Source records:
# # #
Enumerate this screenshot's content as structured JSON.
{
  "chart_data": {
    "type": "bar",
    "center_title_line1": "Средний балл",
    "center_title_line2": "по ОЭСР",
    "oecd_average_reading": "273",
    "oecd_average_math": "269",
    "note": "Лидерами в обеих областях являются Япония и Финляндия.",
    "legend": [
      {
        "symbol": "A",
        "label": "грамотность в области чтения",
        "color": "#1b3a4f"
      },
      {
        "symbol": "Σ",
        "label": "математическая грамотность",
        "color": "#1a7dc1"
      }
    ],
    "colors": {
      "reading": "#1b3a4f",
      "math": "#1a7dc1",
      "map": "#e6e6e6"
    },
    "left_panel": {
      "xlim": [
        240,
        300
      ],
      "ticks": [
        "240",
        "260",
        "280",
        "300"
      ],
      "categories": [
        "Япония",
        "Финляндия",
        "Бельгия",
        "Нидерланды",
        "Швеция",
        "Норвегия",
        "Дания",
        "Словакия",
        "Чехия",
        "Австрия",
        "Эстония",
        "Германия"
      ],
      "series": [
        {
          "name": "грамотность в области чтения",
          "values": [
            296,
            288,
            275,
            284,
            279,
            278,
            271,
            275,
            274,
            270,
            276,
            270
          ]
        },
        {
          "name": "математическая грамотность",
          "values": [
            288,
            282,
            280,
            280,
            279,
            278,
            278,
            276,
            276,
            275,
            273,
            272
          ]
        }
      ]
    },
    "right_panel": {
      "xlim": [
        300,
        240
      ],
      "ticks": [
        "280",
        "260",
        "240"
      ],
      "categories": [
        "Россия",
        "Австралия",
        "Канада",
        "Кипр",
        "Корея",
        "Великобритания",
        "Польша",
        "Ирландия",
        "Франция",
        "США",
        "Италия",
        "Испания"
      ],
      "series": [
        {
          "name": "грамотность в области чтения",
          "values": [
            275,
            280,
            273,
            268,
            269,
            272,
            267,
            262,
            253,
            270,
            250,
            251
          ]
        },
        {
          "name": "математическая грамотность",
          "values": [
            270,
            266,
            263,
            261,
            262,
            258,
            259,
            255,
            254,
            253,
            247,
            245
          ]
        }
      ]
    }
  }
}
# # #
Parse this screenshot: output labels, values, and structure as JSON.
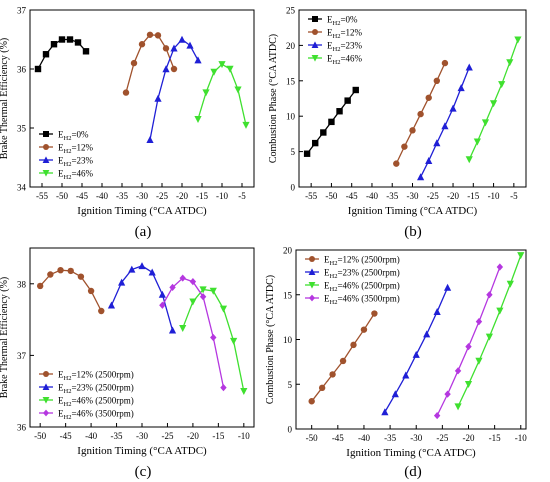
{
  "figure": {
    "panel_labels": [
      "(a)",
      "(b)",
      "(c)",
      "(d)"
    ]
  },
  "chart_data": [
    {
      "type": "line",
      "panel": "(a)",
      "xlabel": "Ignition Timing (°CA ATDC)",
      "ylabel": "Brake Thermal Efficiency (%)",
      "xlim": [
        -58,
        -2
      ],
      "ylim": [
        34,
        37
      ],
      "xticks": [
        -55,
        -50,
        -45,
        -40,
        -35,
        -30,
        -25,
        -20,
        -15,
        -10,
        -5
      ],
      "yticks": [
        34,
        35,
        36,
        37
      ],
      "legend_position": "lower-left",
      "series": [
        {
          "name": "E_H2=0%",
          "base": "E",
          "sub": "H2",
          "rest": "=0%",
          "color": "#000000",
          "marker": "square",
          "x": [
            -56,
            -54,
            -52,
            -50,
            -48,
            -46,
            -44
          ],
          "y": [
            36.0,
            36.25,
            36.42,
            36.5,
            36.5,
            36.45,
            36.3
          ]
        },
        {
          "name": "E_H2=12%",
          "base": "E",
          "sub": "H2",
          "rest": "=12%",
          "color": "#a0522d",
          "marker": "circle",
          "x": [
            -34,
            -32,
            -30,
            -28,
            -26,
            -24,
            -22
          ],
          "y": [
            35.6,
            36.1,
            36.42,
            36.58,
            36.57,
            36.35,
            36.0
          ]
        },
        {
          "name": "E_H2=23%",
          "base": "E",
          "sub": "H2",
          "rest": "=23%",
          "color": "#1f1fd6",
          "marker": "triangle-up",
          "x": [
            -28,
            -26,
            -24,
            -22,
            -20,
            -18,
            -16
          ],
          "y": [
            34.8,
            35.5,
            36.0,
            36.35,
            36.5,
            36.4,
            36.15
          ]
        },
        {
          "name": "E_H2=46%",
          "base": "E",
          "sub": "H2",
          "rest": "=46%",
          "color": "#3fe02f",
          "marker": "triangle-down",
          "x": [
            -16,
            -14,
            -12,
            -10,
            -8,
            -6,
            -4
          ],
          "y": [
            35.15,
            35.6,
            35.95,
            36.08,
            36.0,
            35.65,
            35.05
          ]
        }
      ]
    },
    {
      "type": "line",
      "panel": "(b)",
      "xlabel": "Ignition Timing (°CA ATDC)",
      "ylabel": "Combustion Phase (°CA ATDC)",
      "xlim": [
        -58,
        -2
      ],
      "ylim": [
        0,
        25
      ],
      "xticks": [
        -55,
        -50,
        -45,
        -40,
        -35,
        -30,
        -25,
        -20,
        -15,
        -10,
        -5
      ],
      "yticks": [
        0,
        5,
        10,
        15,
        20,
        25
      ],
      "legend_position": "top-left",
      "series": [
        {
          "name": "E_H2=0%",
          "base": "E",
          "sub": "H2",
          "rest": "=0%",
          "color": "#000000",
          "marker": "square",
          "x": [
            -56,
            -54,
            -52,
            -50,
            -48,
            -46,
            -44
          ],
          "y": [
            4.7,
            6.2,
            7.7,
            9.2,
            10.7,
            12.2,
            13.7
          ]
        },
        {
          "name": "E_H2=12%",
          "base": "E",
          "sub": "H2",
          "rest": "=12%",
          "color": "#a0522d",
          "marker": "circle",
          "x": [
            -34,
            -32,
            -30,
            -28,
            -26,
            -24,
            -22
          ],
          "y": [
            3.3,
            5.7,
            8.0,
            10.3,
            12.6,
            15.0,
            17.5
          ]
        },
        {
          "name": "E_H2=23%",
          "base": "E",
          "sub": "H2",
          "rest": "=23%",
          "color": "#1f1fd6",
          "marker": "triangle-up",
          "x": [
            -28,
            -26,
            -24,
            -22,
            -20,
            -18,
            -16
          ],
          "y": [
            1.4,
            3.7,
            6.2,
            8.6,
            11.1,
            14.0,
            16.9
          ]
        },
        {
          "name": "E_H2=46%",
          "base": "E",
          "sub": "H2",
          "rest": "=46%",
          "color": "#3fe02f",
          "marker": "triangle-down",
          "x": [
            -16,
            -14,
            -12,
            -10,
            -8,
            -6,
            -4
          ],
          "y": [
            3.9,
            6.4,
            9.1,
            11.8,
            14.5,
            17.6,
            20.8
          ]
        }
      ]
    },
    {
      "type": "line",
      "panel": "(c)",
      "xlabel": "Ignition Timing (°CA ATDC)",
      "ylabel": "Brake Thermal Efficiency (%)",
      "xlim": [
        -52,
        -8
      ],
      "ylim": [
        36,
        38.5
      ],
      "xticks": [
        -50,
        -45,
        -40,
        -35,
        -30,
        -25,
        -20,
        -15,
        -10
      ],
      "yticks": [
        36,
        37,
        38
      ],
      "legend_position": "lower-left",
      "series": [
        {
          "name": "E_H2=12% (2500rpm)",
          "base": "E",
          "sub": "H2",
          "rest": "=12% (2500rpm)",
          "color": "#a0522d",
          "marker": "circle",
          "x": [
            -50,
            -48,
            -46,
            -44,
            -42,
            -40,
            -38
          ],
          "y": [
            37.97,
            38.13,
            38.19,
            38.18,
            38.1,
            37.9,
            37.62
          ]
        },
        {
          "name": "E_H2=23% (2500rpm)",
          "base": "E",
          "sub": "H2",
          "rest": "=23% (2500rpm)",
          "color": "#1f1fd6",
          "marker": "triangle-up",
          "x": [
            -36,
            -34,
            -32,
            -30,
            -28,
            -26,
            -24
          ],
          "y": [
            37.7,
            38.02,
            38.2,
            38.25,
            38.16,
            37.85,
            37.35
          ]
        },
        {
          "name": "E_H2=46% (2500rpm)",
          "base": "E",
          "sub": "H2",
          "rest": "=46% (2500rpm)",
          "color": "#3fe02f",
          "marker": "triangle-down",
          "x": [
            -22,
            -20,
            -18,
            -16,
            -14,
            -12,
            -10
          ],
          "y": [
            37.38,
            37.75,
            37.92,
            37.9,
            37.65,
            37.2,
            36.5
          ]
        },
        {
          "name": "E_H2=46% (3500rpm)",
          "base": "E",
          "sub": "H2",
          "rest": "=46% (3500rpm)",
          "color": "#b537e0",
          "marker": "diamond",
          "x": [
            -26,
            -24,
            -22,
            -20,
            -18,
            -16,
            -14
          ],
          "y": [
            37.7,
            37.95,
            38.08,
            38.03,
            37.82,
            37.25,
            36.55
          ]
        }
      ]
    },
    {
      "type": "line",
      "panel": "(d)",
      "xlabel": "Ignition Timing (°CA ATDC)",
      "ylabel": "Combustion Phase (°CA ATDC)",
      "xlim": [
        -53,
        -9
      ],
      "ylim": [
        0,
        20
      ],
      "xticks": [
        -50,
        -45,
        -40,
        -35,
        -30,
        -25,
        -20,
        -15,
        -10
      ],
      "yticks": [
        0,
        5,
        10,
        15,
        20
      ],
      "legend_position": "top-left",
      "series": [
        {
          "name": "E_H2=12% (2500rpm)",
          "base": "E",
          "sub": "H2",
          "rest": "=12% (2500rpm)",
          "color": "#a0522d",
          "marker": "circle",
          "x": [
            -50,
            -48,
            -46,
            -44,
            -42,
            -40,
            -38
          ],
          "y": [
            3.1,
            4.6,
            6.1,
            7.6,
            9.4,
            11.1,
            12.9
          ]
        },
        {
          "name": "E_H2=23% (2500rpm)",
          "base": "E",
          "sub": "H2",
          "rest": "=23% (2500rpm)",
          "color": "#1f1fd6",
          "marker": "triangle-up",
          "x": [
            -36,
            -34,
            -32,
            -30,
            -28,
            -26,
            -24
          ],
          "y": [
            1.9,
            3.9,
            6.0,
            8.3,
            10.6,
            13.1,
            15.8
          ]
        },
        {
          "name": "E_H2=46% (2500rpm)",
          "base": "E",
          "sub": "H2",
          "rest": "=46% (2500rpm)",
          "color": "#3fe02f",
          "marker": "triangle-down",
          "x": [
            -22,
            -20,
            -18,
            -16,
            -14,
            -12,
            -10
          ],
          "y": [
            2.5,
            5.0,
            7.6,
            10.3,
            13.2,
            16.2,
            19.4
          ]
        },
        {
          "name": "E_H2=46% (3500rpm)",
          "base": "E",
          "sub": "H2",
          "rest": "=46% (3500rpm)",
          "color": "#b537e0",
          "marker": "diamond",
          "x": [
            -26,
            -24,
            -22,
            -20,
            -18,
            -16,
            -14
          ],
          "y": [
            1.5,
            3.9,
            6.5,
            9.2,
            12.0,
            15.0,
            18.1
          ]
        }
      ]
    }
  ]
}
# # #
What you have to do:
For the entries above, count the lines that contain the string "Финляндия", and state that number without further comment.

Problem solution:
2